>> Begin

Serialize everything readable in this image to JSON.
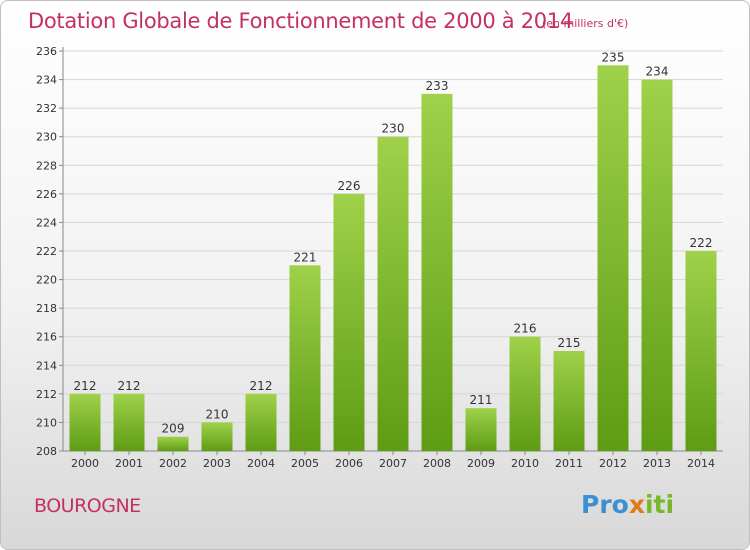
{
  "title": "Dotation Globale de Fonctionnement de 2000 à 2014",
  "subtitle": "(en milliers d'€)",
  "commune": "BOUROGNE",
  "logo": {
    "p1": "Pro",
    "p2": "x",
    "p3": "iti"
  },
  "colors": {
    "title": "#c4305f",
    "bar_top": "#9fd14a",
    "bar_bottom": "#5e9c14"
  },
  "chart_data": {
    "type": "bar",
    "categories": [
      "2000",
      "2001",
      "2002",
      "2003",
      "2004",
      "2005",
      "2006",
      "2007",
      "2008",
      "2009",
      "2010",
      "2011",
      "2012",
      "2013",
      "2014"
    ],
    "values": [
      212,
      212,
      209,
      210,
      212,
      221,
      226,
      230,
      233,
      211,
      216,
      215,
      235,
      234,
      222
    ],
    "ylim": [
      208,
      236
    ],
    "yticks": [
      208,
      210,
      212,
      214,
      216,
      218,
      220,
      222,
      224,
      226,
      228,
      230,
      232,
      234,
      236
    ],
    "grid": true,
    "data_labels": true
  }
}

>> End

— TASK TO COMPLETE —
Leave out the pictures and retype every line above exactly.

— OUTPUT FOR THIS EXERCISE —
Serialize everything readable in this image to JSON.
{
  "title": "Dotation Globale de Fonctionnement de 2000 à 2014",
  "subtitle": "(en milliers d'€)",
  "commune": "BOUROGNE",
  "logo": {
    "p1": "Pro",
    "p2": "x",
    "p3": "iti"
  },
  "colors": {
    "title": "#c4305f",
    "bar_top": "#9fd14a",
    "bar_bottom": "#5e9c14"
  },
  "chart_data": {
    "type": "bar",
    "categories": [
      "2000",
      "2001",
      "2002",
      "2003",
      "2004",
      "2005",
      "2006",
      "2007",
      "2008",
      "2009",
      "2010",
      "2011",
      "2012",
      "2013",
      "2014"
    ],
    "values": [
      212,
      212,
      209,
      210,
      212,
      221,
      226,
      230,
      233,
      211,
      216,
      215,
      235,
      234,
      222
    ],
    "ylim": [
      208,
      236
    ],
    "yticks": [
      208,
      210,
      212,
      214,
      216,
      218,
      220,
      222,
      224,
      226,
      228,
      230,
      232,
      234,
      236
    ],
    "grid": true,
    "data_labels": true
  }
}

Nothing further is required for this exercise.